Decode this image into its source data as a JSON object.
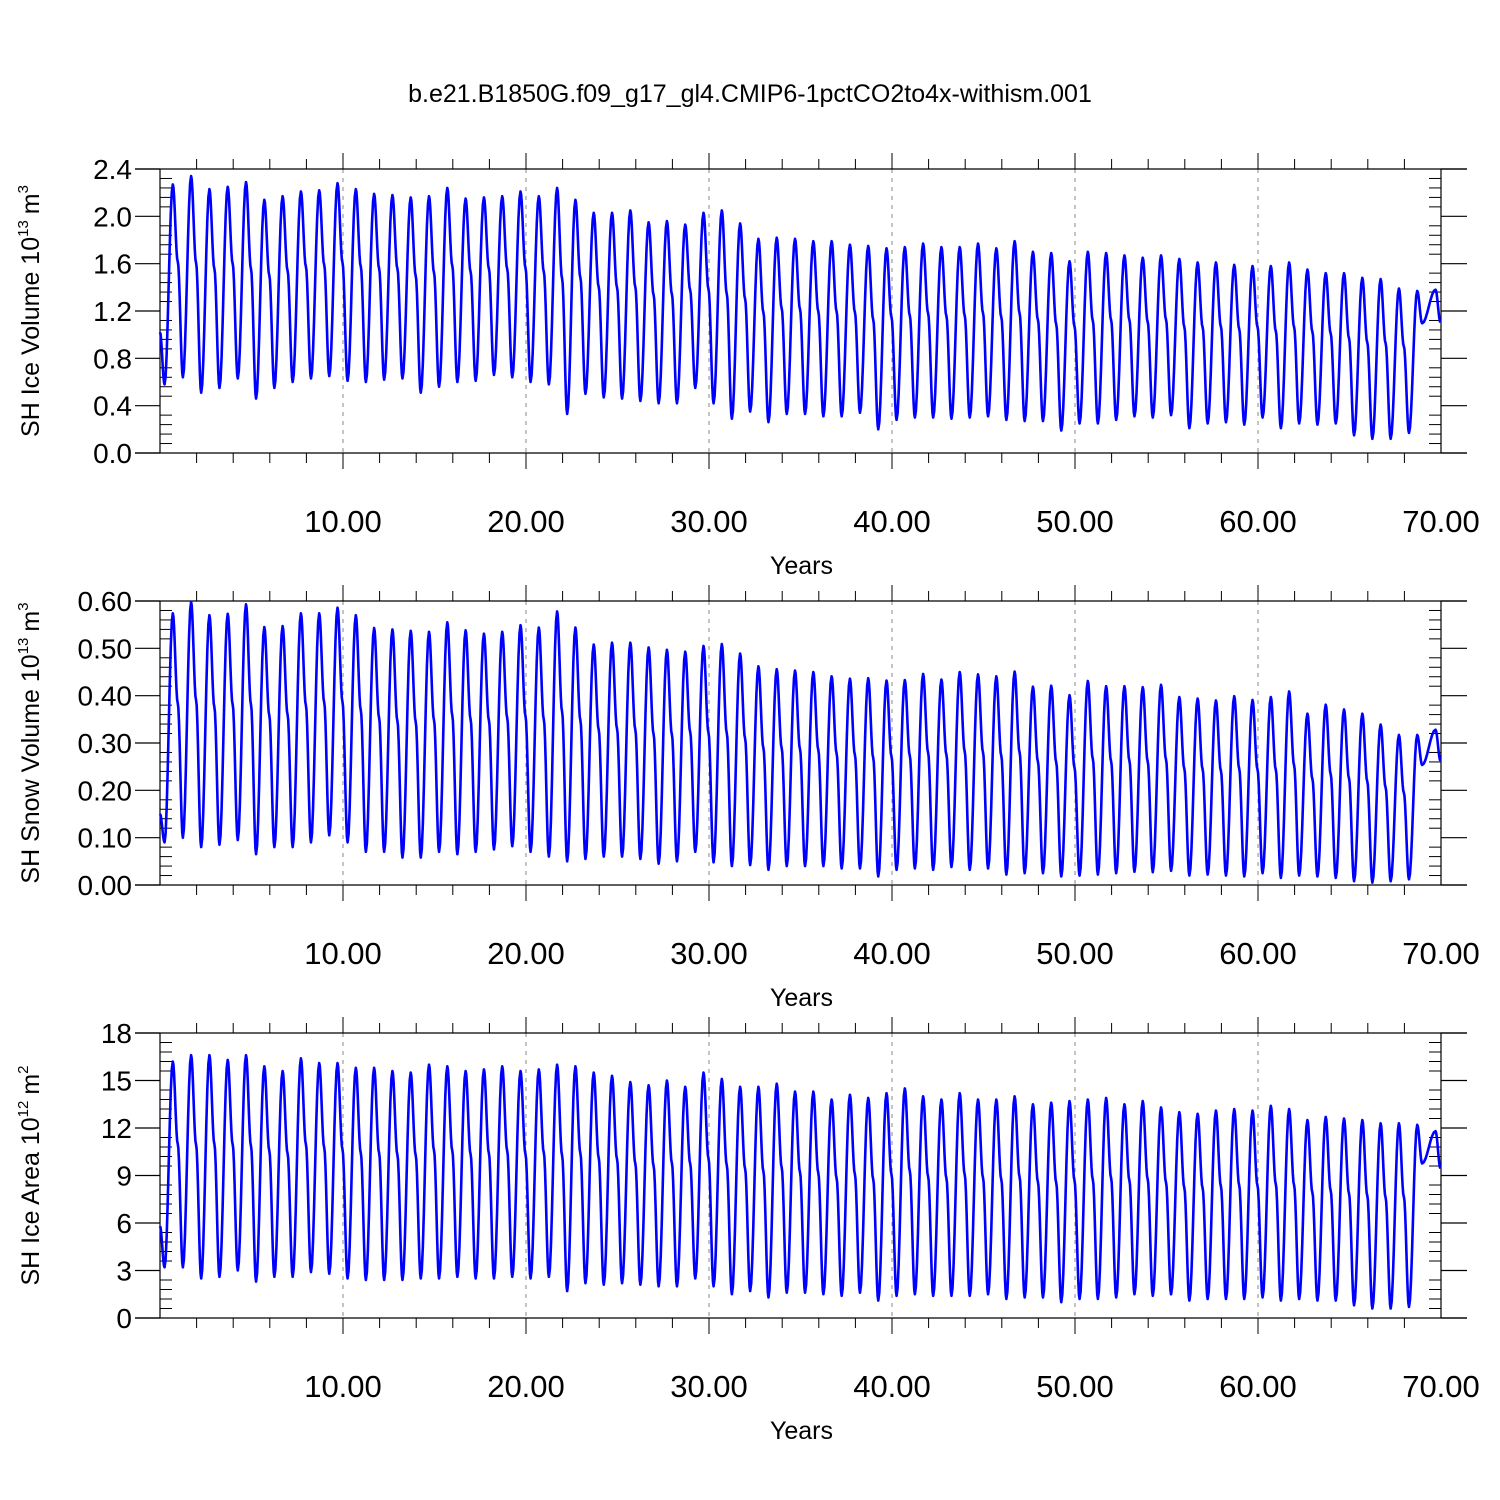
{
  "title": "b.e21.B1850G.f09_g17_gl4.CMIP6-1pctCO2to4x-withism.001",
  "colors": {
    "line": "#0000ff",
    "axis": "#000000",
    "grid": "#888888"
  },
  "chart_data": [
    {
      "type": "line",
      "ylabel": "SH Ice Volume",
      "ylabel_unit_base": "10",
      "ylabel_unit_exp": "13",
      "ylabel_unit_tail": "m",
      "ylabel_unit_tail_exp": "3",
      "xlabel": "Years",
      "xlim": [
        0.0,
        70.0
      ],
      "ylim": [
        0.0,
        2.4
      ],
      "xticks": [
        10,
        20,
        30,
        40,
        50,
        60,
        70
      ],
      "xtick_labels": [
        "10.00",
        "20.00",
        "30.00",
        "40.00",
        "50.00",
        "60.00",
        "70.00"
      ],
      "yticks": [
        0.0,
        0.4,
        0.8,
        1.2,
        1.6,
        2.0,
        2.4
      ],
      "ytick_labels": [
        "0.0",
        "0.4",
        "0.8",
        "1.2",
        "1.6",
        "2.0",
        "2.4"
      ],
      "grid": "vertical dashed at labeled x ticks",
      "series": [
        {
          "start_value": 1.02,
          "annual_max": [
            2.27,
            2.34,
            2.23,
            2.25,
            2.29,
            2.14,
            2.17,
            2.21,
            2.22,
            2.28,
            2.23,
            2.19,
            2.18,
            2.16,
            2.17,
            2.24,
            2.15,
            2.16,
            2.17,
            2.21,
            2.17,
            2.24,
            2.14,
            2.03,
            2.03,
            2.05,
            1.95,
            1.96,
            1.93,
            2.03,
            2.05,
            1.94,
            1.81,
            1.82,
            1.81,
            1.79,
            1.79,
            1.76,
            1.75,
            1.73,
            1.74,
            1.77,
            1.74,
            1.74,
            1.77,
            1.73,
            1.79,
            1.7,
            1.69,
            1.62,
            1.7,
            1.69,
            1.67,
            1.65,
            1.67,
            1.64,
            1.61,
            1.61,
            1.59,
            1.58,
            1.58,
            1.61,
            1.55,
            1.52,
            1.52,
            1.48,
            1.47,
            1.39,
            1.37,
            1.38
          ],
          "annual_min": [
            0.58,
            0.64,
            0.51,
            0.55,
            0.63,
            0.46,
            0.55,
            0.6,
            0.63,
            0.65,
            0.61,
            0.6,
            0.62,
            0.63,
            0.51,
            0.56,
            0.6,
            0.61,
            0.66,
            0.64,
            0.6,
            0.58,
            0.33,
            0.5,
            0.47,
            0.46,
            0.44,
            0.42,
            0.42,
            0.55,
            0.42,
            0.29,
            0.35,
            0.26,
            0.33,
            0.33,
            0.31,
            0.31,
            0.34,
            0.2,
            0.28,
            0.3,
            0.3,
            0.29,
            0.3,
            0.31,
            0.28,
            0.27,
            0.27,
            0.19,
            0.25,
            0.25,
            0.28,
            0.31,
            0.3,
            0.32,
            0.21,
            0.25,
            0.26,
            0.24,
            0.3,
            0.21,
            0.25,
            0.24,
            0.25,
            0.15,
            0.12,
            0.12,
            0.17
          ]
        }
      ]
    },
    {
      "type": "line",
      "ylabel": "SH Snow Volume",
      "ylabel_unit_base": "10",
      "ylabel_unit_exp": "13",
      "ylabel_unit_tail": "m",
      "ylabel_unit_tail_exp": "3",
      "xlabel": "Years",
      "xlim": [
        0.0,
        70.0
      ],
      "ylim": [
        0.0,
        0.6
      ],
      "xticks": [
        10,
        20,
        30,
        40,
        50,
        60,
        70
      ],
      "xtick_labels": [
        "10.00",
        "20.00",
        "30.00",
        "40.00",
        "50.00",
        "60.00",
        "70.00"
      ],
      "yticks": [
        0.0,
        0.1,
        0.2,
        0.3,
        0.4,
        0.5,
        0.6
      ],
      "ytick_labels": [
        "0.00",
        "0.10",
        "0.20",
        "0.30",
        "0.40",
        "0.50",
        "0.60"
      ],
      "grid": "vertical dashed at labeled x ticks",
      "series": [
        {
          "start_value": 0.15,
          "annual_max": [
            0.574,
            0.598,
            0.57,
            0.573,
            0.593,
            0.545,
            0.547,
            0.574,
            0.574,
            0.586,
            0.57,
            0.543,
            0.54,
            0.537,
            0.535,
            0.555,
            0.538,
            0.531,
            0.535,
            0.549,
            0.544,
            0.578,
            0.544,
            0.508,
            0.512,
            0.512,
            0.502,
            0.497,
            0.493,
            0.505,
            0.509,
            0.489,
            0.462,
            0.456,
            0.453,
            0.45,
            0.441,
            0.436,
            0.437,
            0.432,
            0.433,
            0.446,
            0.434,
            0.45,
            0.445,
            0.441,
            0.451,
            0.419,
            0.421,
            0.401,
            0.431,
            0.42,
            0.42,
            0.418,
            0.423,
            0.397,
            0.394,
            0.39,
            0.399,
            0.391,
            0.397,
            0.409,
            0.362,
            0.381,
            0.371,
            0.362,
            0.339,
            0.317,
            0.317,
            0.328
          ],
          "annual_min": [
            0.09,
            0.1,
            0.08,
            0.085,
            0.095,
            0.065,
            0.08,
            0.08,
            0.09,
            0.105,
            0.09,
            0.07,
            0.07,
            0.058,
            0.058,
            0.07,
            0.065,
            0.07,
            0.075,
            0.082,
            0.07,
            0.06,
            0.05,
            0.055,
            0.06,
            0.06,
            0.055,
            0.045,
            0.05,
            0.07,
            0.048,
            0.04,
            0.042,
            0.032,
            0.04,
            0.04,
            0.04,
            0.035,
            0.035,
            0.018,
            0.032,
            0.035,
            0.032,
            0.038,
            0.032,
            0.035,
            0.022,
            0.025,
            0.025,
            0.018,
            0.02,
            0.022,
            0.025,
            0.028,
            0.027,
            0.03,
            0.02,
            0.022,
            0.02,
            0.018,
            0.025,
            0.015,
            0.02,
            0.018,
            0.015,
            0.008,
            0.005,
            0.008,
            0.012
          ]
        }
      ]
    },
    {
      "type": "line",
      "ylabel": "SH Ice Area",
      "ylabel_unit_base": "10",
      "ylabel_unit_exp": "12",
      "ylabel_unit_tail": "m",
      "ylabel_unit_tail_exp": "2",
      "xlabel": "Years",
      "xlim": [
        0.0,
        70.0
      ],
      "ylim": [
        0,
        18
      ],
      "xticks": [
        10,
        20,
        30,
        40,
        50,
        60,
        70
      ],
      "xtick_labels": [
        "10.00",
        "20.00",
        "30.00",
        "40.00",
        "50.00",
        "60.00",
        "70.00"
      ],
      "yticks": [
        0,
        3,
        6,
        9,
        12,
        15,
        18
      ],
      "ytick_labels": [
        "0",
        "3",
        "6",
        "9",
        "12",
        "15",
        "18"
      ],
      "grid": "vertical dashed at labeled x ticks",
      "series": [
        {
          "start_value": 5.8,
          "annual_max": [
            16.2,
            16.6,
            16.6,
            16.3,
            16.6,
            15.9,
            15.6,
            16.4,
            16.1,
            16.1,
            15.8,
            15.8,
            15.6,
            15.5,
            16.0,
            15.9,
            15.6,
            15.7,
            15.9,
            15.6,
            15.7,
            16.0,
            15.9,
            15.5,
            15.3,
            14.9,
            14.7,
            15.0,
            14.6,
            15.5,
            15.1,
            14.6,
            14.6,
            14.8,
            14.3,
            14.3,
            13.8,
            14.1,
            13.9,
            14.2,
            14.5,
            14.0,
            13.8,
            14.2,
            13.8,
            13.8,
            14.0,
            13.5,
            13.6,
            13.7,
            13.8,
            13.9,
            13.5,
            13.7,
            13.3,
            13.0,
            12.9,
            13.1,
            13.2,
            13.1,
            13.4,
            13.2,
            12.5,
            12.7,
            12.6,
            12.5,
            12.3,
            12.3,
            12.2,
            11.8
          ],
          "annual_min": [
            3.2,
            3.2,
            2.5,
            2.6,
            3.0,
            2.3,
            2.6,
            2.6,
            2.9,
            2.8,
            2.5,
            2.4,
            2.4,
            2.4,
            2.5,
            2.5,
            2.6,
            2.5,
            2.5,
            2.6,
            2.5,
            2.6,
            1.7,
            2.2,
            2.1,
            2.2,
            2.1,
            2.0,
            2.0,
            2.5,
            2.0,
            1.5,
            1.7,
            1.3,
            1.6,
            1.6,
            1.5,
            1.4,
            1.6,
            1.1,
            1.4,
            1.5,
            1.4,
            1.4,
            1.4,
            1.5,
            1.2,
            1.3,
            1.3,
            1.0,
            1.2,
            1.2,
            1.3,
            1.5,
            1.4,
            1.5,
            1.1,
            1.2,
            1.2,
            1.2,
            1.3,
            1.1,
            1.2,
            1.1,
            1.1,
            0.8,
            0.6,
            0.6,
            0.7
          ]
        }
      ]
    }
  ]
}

________________

▶ _OBJECTIVE_: Write only the number of lines in the records that include the word "Volume".

▶ _FINISHED TASK_: 2